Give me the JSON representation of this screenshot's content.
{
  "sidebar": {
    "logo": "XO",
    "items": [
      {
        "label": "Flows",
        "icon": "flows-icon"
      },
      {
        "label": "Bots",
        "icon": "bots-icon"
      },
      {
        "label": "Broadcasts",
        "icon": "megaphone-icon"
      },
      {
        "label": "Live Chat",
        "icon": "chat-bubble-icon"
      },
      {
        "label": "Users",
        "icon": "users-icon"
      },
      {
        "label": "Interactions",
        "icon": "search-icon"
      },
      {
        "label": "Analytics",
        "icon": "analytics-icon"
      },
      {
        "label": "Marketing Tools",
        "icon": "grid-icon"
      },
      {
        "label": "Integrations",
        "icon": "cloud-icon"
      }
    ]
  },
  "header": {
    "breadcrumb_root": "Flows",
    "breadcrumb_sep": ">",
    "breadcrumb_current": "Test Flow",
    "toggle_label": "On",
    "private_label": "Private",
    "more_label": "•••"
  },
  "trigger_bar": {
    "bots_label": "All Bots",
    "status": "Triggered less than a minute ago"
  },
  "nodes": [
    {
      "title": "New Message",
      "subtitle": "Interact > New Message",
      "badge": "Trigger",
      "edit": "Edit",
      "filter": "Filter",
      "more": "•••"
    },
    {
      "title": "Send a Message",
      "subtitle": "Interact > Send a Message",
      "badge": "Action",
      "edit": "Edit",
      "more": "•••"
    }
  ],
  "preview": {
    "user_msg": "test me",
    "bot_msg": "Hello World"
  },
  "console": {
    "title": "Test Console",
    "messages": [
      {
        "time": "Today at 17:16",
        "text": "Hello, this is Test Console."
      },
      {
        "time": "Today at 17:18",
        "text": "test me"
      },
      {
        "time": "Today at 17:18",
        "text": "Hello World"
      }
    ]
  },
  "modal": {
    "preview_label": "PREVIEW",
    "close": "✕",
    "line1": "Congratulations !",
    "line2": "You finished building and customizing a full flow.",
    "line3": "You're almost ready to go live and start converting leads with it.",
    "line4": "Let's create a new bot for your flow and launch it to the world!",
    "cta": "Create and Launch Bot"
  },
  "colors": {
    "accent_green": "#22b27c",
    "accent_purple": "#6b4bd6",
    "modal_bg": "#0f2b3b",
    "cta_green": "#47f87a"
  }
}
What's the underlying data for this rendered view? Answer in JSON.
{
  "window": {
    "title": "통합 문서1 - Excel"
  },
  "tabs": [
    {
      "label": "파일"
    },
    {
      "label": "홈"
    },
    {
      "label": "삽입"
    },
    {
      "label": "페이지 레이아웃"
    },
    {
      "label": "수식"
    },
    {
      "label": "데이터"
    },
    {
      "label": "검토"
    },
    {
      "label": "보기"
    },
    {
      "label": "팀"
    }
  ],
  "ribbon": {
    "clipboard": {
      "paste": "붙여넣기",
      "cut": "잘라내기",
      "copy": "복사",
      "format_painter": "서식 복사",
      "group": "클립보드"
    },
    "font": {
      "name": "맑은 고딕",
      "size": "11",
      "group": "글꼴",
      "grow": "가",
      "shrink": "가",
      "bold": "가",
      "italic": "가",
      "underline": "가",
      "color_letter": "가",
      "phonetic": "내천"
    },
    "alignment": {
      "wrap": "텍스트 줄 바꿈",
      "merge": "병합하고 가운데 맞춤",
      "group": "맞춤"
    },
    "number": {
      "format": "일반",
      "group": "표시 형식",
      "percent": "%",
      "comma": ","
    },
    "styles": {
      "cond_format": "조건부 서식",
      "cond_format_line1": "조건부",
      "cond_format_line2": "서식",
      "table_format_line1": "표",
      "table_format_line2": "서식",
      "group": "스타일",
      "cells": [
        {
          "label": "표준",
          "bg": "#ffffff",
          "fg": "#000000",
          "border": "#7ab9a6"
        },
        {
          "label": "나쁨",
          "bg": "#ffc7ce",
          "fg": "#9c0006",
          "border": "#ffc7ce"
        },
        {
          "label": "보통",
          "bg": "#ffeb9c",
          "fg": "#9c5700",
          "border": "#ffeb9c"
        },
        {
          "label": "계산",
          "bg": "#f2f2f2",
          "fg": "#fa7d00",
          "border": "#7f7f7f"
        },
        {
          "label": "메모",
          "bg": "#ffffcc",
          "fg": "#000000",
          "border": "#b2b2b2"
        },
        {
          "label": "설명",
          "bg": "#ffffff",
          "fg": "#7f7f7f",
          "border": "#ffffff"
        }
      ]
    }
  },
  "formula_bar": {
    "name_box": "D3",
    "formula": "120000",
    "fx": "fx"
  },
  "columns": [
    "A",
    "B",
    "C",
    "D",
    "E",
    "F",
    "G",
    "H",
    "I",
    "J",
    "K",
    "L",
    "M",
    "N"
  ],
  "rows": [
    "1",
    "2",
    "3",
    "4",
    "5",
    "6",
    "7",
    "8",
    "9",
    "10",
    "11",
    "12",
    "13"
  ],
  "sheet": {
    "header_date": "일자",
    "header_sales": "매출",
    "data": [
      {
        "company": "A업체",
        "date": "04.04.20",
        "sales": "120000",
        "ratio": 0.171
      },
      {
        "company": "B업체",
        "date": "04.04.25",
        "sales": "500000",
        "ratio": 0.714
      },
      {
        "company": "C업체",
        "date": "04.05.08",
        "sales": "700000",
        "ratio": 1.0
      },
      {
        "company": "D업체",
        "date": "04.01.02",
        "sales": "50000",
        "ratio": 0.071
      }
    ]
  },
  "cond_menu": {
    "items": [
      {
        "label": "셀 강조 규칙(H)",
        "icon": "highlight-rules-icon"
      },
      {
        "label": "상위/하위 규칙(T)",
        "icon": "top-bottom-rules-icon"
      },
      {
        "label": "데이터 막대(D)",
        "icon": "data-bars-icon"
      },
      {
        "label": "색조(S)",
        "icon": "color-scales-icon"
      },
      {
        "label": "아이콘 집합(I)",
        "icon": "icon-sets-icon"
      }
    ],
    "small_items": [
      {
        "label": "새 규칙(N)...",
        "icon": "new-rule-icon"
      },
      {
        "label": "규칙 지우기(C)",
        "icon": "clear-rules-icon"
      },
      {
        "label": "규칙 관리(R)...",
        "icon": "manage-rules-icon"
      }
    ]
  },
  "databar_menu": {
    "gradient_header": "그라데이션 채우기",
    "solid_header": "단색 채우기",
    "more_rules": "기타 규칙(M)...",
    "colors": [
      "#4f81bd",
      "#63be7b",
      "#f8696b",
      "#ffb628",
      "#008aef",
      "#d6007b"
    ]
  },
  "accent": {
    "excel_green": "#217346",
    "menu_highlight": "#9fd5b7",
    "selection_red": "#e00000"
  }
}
══════════════════════════════
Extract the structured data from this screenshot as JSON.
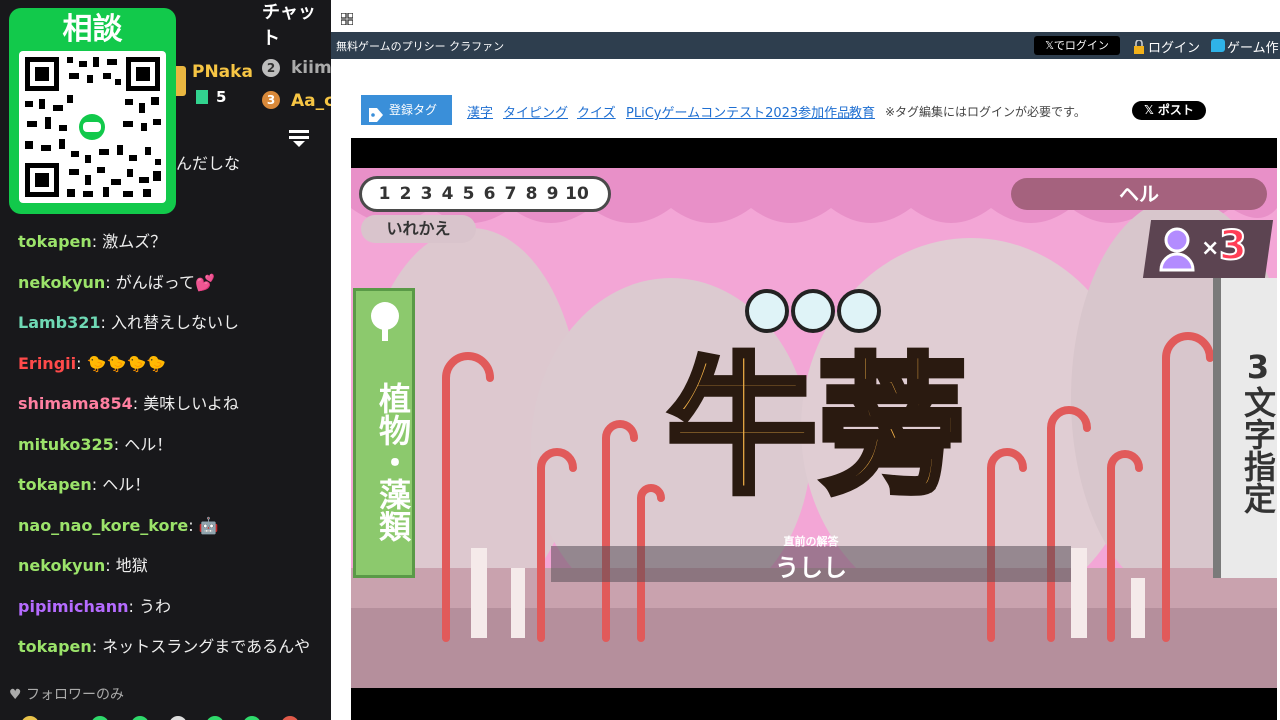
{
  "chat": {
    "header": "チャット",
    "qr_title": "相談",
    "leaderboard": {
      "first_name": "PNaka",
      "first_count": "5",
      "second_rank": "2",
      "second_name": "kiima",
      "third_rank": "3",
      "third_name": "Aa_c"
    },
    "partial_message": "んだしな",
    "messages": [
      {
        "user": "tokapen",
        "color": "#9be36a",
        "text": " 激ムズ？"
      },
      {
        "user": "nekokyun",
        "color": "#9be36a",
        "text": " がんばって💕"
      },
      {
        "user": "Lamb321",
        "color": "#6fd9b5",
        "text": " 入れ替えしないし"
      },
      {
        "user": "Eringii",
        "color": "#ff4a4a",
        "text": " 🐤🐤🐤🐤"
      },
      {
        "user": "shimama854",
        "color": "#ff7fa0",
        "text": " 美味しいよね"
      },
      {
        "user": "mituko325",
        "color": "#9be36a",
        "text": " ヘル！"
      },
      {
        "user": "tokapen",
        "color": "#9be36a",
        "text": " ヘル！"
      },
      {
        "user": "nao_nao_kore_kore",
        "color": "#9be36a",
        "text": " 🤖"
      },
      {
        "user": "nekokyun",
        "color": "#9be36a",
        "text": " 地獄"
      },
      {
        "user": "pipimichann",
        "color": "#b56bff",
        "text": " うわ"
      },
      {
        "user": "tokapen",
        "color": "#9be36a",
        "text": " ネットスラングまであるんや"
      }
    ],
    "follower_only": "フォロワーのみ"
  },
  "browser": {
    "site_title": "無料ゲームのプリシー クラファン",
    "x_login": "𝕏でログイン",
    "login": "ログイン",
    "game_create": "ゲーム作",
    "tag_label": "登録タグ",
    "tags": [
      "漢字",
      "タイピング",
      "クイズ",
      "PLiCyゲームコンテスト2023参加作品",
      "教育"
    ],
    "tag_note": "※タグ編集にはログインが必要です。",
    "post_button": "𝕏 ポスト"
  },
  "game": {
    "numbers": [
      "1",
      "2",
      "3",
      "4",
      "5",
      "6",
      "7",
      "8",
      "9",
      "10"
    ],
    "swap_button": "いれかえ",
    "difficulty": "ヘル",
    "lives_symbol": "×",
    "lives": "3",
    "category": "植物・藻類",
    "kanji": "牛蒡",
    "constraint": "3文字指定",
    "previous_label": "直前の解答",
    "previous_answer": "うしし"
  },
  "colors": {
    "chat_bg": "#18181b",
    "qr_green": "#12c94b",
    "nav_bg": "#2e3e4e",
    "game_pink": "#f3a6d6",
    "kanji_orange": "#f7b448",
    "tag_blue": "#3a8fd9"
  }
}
══════════════════════════════
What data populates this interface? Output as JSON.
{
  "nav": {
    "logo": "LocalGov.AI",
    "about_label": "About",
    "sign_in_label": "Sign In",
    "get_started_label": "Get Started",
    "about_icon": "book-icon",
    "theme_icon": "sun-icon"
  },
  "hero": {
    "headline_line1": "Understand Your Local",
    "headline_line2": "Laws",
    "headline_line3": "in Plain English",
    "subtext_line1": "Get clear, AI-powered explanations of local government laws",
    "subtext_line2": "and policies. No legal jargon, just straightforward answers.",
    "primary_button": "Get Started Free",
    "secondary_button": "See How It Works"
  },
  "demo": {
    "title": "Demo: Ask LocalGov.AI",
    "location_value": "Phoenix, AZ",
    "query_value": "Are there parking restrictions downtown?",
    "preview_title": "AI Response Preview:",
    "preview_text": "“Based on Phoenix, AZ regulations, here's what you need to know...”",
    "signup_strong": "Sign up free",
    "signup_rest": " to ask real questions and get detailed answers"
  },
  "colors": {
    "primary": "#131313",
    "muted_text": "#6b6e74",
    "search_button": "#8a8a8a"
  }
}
══════════════════════════════
REQUEST =>
Report the number of lines of the listing above that hold the string "border", with no other text.

EXPECTED ANSWER =>
6